* [Task directions] Please print every record below exactly as it appears.

Start of Material for this task

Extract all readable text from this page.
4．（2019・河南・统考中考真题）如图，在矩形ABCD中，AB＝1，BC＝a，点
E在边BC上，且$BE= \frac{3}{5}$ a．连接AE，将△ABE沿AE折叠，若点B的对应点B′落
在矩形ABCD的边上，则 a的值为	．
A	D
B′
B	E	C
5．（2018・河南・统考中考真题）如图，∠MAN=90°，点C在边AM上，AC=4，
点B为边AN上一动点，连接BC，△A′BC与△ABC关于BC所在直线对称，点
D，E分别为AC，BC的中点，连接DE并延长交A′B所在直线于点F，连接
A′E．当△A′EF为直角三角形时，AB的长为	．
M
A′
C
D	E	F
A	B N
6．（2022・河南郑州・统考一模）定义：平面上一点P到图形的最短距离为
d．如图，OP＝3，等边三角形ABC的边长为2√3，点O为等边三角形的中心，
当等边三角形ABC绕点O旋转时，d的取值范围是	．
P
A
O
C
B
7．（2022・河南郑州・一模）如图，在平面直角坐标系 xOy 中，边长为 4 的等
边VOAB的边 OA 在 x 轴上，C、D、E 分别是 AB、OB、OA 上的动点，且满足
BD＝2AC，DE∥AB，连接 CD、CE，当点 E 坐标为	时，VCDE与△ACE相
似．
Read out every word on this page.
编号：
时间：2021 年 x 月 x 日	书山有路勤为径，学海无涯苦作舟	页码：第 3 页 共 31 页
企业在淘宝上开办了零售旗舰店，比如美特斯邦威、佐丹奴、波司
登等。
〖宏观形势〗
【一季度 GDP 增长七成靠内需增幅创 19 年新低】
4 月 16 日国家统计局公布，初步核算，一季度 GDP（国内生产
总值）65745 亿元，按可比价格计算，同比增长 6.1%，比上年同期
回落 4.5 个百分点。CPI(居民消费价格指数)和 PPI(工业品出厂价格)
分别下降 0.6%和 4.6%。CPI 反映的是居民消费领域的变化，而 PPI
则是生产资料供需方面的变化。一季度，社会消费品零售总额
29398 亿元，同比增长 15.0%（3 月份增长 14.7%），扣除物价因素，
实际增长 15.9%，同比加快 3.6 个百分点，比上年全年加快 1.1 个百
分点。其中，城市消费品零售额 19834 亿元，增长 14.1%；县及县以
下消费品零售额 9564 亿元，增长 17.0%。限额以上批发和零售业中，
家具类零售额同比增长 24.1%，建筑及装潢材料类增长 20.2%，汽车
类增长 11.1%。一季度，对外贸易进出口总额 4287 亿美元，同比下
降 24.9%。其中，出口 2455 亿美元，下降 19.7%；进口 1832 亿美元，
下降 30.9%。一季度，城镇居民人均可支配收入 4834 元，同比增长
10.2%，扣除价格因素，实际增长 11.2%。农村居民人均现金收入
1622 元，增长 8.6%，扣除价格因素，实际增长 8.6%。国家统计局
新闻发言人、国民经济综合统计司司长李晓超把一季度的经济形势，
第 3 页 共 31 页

End of Material for this task

* [Exercise output]
Extract all readable text from this page.
4．（2019・河南・统考中考真题）如图，在矩形ABCD中，AB＝1，BC＝a，点
E在边BC上，且$BE= \frac{3}{5}$ a．连接AE，将△ABE沿AE折叠，若点B的对应点B′落
在矩形ABCD的边上，则 a的值为	．
A	D
B′
B	E	C
5．（2018・河南・统考中考真题）如图，∠MAN=90°，点C在边AM上，AC=4，
点B为边AN上一动点，连接BC，△A′BC与△ABC关于BC所在直线对称，点
D，E分别为AC，BC的中点，连接DE并延长交A′B所在直线于点F，连接
A′E．当△A′EF为直角三角形时，AB的长为	．
M
A′
C
D	E	F
A	B N
6．（2022・河南郑州・统考一模）定义：平面上一点P到图形的最短距离为
d．如图，OP＝3，等边三角形ABC的边长为2√3，点O为等边三角形的中心，
当等边三角形ABC绕点O旋转时，d的取值范围是	．
P
A
O
C
B
7．（2022・河南郑州・一模）如图，在平面直角坐标系 xOy 中，边长为 4 的等
边VOAB的边 OA 在 x 轴上，C、D、E 分别是 AB、OB、OA 上的动点，且满足
BD＝2AC，DE∥AB，连接 CD、CE，当点 E 坐标为	时，VCDE与△ACE相
似．
Read out every word on this page.
编号：
时间：2021 年 x 月 x 日	书山有路勤为径，学海无涯苦作舟	页码：第 3 页 共 31 页
企业在淘宝上开办了零售旗舰店，比如美特斯邦威、佐丹奴、波司
登等。
〖宏观形势〗
【一季度 GDP 增长七成靠内需增幅创 19 年新低】
4 月 16 日国家统计局公布，初步核算，一季度 GDP（国内生产
总值）65745 亿元，按可比价格计算，同比增长 6.1%，比上年同期
回落 4.5 个百分点。CPI(居民消费价格指数)和 PPI(工业品出厂价格)
分别下降 0.6%和 4.6%。CPI 反映的是居民消费领域的变化，而 PPI
则是生产资料供需方面的变化。一季度，社会消费品零售总额
29398 亿元，同比增长 15.0%（3 月份增长 14.7%），扣除物价因素，
实际增长 15.9%，同比加快 3.6 个百分点，比上年全年加快 1.1 个百
分点。其中，城市消费品零售额 19834 亿元，增长 14.1%；县及县以
下消费品零售额 9564 亿元，增长 17.0%。限额以上批发和零售业中，
家具类零售额同比增长 24.1%，建筑及装潢材料类增长 20.2%，汽车
类增长 11.1%。一季度，对外贸易进出口总额 4287 亿美元，同比下
降 24.9%。其中，出口 2455 亿美元，下降 19.7%；进口 1832 亿美元，
下降 30.9%。一季度，城镇居民人均可支配收入 4834 元，同比增长
10.2%，扣除价格因素，实际增长 11.2%。农村居民人均现金收入
1622 元，增长 8.6%，扣除价格因素，实际增长 8.6%。国家统计局
新闻发言人、国民经济综合统计司司长李晓超把一季度的经济形势，
第 3 页 共 31 页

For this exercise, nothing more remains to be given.